» WHAT THE TASK ASKS: Check each line of the data below for the word "HDAC", then extract the ones that have it.

•••

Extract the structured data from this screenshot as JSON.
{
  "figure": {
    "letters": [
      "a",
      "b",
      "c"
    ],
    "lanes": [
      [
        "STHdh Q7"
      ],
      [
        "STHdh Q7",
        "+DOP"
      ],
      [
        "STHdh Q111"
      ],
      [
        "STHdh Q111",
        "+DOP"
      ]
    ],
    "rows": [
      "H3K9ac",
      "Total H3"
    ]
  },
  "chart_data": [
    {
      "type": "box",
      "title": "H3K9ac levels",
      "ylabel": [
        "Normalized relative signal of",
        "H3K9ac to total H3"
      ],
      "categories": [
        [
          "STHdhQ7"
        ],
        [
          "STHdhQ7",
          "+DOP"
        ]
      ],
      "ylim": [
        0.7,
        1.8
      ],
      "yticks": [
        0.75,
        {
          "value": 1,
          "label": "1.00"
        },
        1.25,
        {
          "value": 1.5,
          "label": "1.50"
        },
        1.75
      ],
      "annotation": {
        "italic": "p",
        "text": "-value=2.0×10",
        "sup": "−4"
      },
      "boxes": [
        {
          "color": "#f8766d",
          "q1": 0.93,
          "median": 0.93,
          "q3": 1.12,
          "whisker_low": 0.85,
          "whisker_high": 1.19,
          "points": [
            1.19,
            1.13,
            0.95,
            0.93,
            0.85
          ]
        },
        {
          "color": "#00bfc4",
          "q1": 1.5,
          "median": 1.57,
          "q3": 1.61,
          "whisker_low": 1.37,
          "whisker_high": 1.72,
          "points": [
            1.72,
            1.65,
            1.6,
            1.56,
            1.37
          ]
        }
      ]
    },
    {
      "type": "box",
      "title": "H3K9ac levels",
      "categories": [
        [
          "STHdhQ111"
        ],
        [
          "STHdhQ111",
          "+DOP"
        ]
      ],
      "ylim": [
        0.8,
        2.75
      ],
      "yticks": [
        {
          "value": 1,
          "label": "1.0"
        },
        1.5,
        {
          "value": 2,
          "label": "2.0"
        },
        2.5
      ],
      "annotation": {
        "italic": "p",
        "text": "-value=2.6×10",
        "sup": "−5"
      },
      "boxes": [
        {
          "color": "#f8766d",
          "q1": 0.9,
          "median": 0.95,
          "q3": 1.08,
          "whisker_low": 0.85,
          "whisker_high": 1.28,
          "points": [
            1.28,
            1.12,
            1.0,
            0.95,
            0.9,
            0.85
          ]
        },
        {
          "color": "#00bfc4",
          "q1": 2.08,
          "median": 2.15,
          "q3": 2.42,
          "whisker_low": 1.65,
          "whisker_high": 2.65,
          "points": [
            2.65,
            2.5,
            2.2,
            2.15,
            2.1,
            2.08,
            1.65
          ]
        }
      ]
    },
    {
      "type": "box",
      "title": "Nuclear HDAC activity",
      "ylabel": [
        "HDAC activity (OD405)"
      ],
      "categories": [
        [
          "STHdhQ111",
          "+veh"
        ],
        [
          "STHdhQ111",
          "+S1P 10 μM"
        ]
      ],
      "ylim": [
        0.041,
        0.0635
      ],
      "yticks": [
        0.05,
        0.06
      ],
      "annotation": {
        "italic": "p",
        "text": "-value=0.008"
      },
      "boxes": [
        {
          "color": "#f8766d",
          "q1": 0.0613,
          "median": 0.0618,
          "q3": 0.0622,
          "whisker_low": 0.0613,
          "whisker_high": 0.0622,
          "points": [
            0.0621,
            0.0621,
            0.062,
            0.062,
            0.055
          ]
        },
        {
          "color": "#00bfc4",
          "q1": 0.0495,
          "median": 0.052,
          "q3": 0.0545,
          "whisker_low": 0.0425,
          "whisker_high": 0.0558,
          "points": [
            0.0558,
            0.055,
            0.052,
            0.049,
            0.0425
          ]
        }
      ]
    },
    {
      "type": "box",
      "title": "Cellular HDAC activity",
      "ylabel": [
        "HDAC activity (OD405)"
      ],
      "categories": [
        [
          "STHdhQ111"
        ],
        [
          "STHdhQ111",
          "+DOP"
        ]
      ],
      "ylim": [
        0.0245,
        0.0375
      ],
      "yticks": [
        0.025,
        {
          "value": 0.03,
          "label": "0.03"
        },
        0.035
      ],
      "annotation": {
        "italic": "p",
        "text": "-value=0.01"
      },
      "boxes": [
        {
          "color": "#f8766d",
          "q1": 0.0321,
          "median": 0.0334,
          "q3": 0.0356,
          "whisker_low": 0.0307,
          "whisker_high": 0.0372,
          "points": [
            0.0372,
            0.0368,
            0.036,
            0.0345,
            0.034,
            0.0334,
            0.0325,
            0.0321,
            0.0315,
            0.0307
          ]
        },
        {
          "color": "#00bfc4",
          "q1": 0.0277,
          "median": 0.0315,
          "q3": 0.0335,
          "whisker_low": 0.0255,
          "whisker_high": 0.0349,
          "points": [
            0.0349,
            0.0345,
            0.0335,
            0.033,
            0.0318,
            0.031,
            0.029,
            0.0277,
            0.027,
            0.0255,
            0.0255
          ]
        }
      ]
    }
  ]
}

•••

» SOLUTION TO THIS EXERCISE:
      "title": "Nuclear HDAC activity",
        "HDAC activity (OD405)"
      "title": "Cellular HDAC activity",
        "HDAC activity (OD405)"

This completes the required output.